Objective:
Collect each line of the material below that contains the word "every".

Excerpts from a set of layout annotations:
********************

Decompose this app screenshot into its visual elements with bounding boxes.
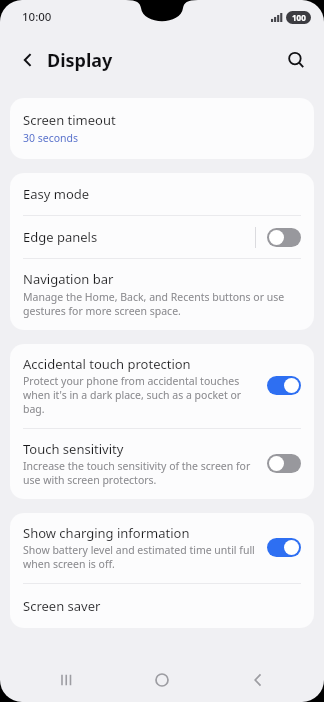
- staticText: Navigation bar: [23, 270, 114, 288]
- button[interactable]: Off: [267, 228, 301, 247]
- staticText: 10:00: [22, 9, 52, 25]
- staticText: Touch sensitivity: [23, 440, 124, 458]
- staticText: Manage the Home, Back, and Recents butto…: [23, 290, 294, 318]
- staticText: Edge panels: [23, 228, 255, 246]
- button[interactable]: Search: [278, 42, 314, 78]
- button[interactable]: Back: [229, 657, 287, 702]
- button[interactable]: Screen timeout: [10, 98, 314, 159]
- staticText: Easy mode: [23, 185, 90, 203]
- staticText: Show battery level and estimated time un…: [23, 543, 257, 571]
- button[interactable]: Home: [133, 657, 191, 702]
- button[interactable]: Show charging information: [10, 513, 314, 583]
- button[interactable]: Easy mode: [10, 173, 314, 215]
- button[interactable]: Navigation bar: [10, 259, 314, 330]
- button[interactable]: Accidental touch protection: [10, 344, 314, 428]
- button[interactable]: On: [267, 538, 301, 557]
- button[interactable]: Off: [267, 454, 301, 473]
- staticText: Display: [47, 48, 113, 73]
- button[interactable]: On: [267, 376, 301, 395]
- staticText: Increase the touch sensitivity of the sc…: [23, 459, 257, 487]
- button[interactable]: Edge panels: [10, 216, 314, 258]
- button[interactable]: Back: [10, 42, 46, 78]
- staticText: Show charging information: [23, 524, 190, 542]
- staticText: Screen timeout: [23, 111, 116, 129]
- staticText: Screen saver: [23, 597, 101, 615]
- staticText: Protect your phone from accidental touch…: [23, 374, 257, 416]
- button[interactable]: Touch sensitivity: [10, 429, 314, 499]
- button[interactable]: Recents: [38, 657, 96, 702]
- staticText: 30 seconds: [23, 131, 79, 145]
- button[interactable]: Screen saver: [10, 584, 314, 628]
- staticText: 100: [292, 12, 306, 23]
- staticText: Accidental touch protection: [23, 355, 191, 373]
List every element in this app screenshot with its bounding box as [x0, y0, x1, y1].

********************

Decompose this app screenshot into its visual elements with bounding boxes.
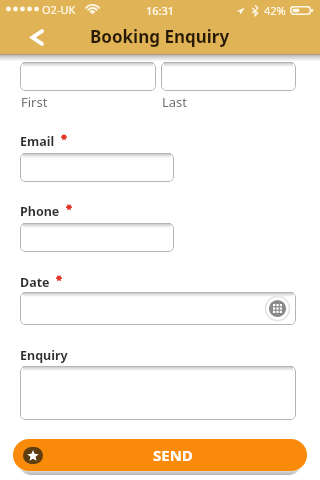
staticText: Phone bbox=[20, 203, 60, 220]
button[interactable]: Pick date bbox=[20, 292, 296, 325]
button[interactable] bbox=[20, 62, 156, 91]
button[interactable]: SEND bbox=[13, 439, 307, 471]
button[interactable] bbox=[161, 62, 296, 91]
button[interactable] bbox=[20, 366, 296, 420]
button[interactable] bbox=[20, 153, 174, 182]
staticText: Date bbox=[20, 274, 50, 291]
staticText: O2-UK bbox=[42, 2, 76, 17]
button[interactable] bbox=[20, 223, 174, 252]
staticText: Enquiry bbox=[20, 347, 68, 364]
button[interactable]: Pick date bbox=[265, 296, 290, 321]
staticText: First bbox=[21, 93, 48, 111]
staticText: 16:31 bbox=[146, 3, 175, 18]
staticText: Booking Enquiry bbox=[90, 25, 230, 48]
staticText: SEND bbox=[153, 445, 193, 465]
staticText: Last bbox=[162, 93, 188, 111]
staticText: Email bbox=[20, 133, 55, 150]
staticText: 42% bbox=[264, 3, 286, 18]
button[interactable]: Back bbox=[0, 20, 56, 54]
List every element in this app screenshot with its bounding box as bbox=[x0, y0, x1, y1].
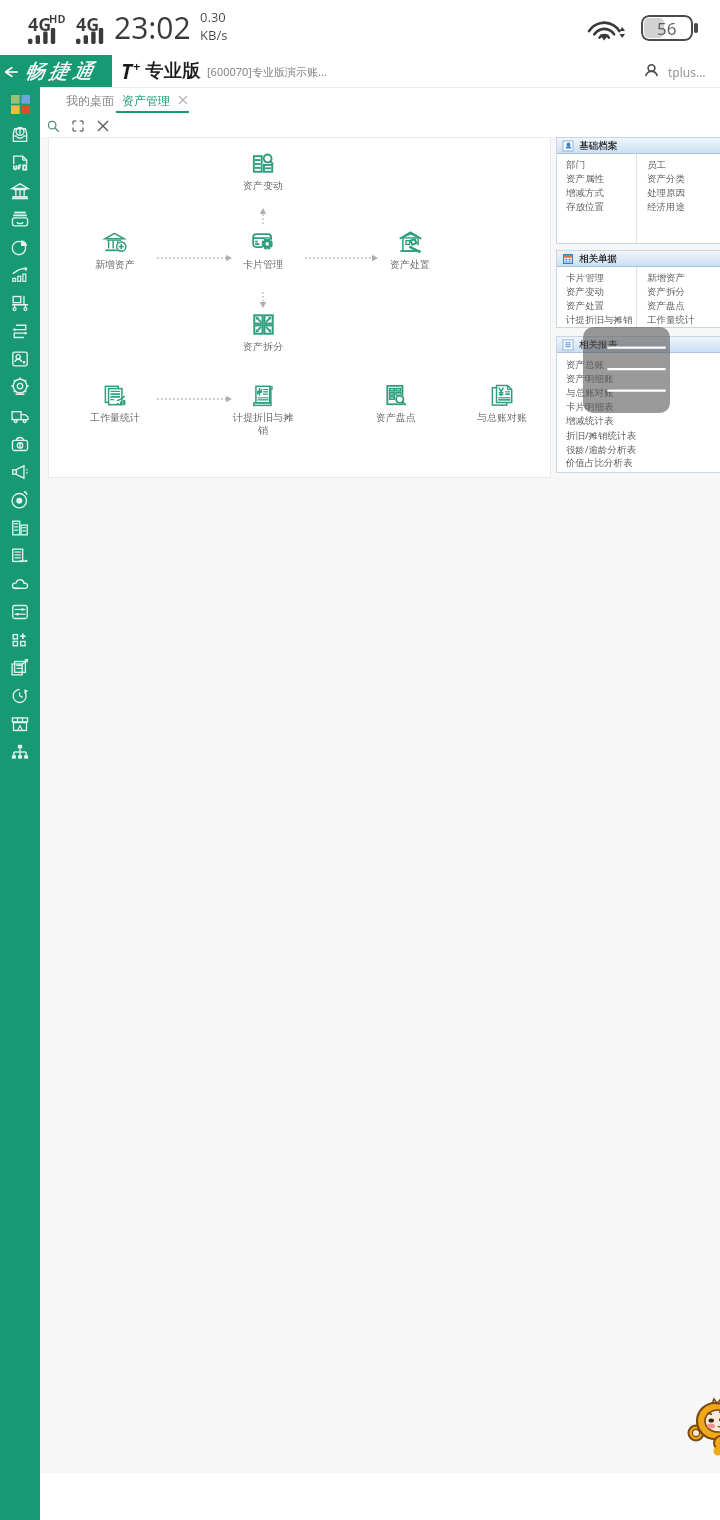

********************

Answer to this problem:
List every element in this app screenshot with its bounding box as [x0, y0, x1, y1].
List every element in this app screenshot with its bounding box as bbox=[x0, y0, x1, y1].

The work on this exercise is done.